WRITTEN REQUEST:
Without the pictures, set down the records below word for word.
** begin RECORDS FOR THIS EXERCISE **
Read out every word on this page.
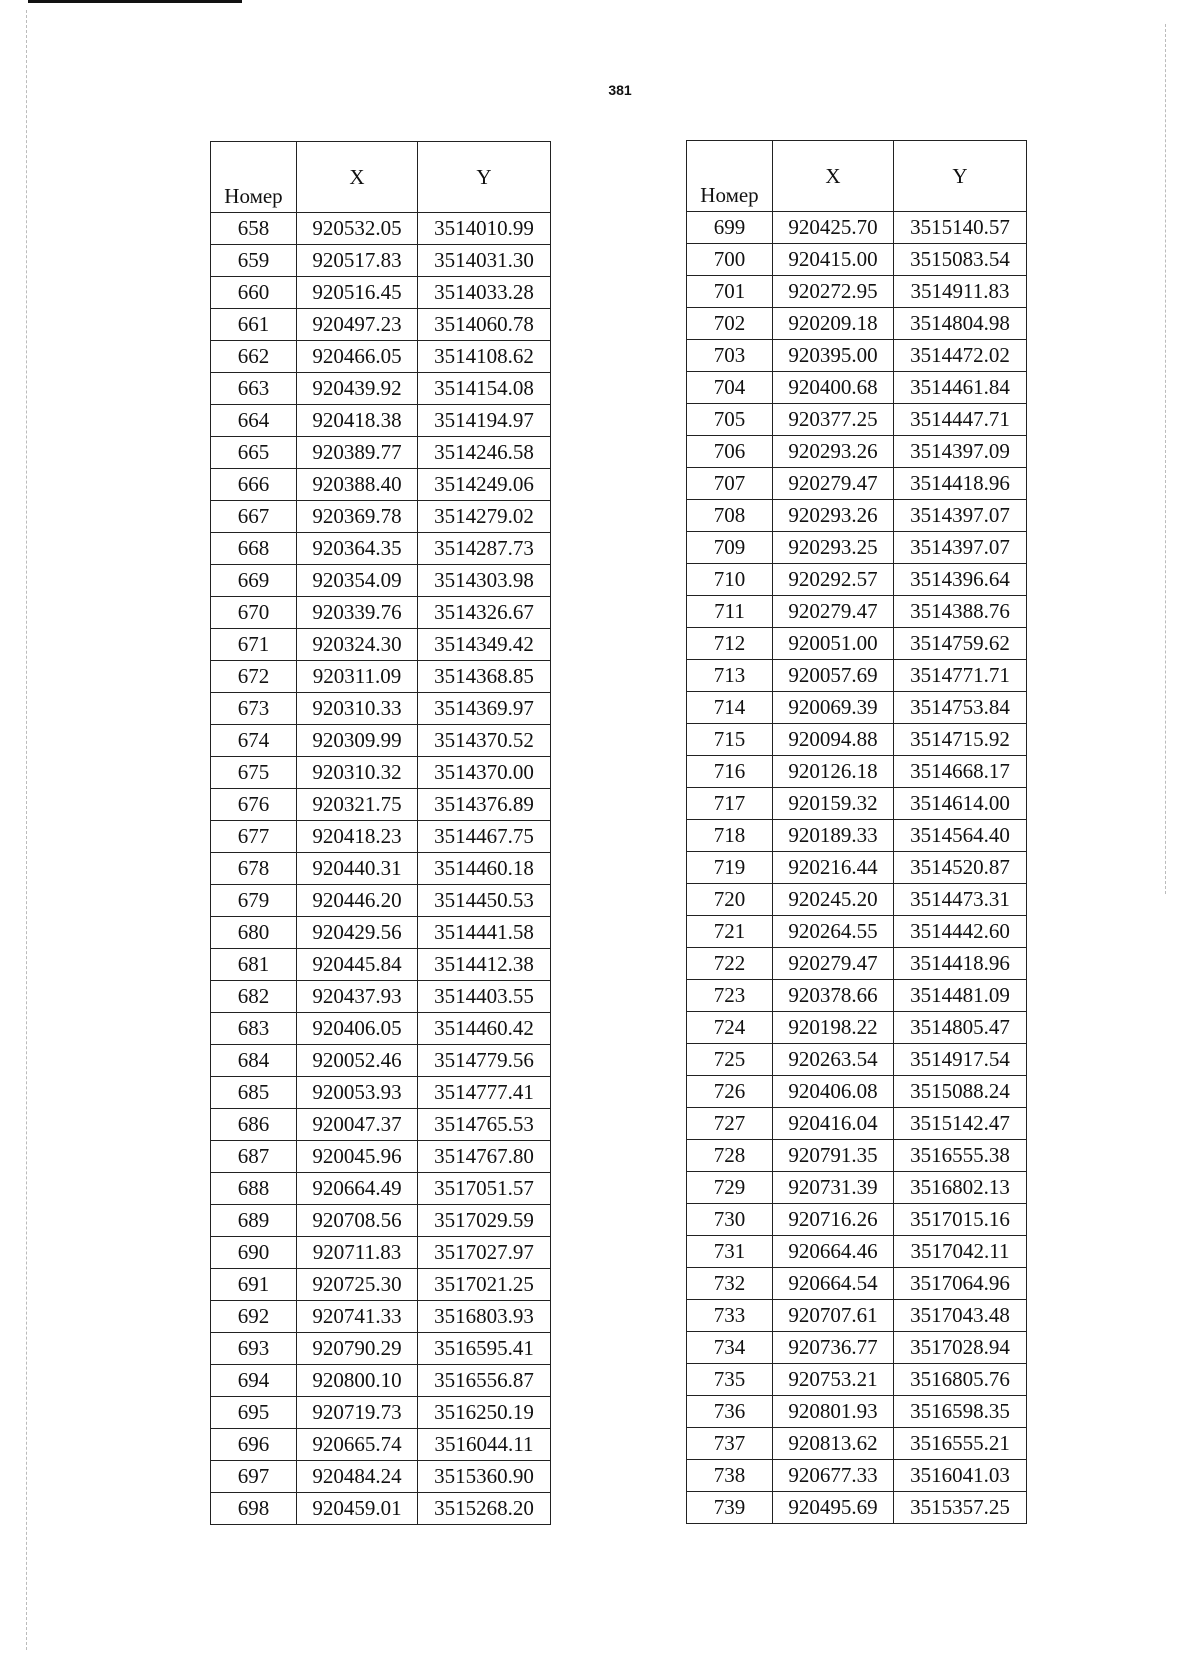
381
Номер	X	Y
658	920532.05	3514010.99
659	920517.83	3514031.30
660	920516.45	3514033.28
661	920497.23	3514060.78
662	920466.05	3514108.62
663	920439.92	3514154.08
664	920418.38	3514194.97
665	920389.77	3514246.58
666	920388.40	3514249.06
667	920369.78	3514279.02
668	920364.35	3514287.73
669	920354.09	3514303.98
670	920339.76	3514326.67
671	920324.30	3514349.42
672	920311.09	3514368.85
673	920310.33	3514369.97
674	920309.99	3514370.52
675	920310.32	3514370.00
676	920321.75	3514376.89
677	920418.23	3514467.75
678	920440.31	3514460.18
679	920446.20	3514450.53
680	920429.56	3514441.58
681	920445.84	3514412.38
682	920437.93	3514403.55
683	920406.05	3514460.42
684	920052.46	3514779.56
685	920053.93	3514777.41
686	920047.37	3514765.53
687	920045.96	3514767.80
688	920664.49	3517051.57
689	920708.56	3517029.59
690	920711.83	3517027.97
691	920725.30	3517021.25
692	920741.33	3516803.93
693	920790.29	3516595.41
694	920800.10	3516556.87
695	920719.73	3516250.19
696	920665.74	3516044.11
697	920484.24	3515360.90
698	920459.01	3515268.20
Номер	X	Y
699	920425.70	3515140.57
700	920415.00	3515083.54
701	920272.95	3514911.83
702	920209.18	3514804.98
703	920395.00	3514472.02
704	920400.68	3514461.84
705	920377.25	3514447.71
706	920293.26	3514397.09
707	920279.47	3514418.96
708	920293.26	3514397.07
709	920293.25	3514397.07
710	920292.57	3514396.64
711	920279.47	3514388.76
712	920051.00	3514759.62
713	920057.69	3514771.71
714	920069.39	3514753.84
715	920094.88	3514715.92
716	920126.18	3514668.17
717	920159.32	3514614.00
718	920189.33	3514564.40
719	920216.44	3514520.87
720	920245.20	3514473.31
721	920264.55	3514442.60
722	920279.47	3514418.96
723	920378.66	3514481.09
724	920198.22	3514805.47
725	920263.54	3514917.54
726	920406.08	3515088.24
727	920416.04	3515142.47
728	920791.35	3516555.38
729	920731.39	3516802.13
730	920716.26	3517015.16
731	920664.46	3517042.11
732	920664.54	3517064.96
733	920707.61	3517043.48
734	920736.77	3517028.94
735	920753.21	3516805.76
736	920801.93	3516598.35
737	920813.62	3516555.21
738	920677.33	3516041.03
739	920495.69	3515357.25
** end RECORDS FOR THIS EXERCISE **
TASK ANSWER:
Read out every word on this page.
381
Номер	X	Y
658	920532.05	3514010.99
659	920517.83	3514031.30
660	920516.45	3514033.28
661	920497.23	3514060.78
662	920466.05	3514108.62
663	920439.92	3514154.08
664	920418.38	3514194.97
665	920389.77	3514246.58
666	920388.40	3514249.06
667	920369.78	3514279.02
668	920364.35	3514287.73
669	920354.09	3514303.98
670	920339.76	3514326.67
671	920324.30	3514349.42
672	920311.09	3514368.85
673	920310.33	3514369.97
674	920309.99	3514370.52
675	920310.32	3514370.00
676	920321.75	3514376.89
677	920418.23	3514467.75
678	920440.31	3514460.18
679	920446.20	3514450.53
680	920429.56	3514441.58
681	920445.84	3514412.38
682	920437.93	3514403.55
683	920406.05	3514460.42
684	920052.46	3514779.56
685	920053.93	3514777.41
686	920047.37	3514765.53
687	920045.96	3514767.80
688	920664.49	3517051.57
689	920708.56	3517029.59
690	920711.83	3517027.97
691	920725.30	3517021.25
692	920741.33	3516803.93
693	920790.29	3516595.41
694	920800.10	3516556.87
695	920719.73	3516250.19
696	920665.74	3516044.11
697	920484.24	3515360.90
698	920459.01	3515268.20
Номер	X	Y
699	920425.70	3515140.57
700	920415.00	3515083.54
701	920272.95	3514911.83
702	920209.18	3514804.98
703	920395.00	3514472.02
704	920400.68	3514461.84
705	920377.25	3514447.71
706	920293.26	3514397.09
707	920279.47	3514418.96
708	920293.26	3514397.07
709	920293.25	3514397.07
710	920292.57	3514396.64
711	920279.47	3514388.76
712	920051.00	3514759.62
713	920057.69	3514771.71
714	920069.39	3514753.84
715	920094.88	3514715.92
716	920126.18	3514668.17
717	920159.32	3514614.00
718	920189.33	3514564.40
719	920216.44	3514520.87
720	920245.20	3514473.31
721	920264.55	3514442.60
722	920279.47	3514418.96
723	920378.66	3514481.09
724	920198.22	3514805.47
725	920263.54	3514917.54
726	920406.08	3515088.24
727	920416.04	3515142.47
728	920791.35	3516555.38
729	920731.39	3516802.13
730	920716.26	3517015.16
731	920664.46	3517042.11
732	920664.54	3517064.96
733	920707.61	3517043.48
734	920736.77	3517028.94
735	920753.21	3516805.76
736	920801.93	3516598.35
737	920813.62	3516555.21
738	920677.33	3516041.03
739	920495.69	3515357.25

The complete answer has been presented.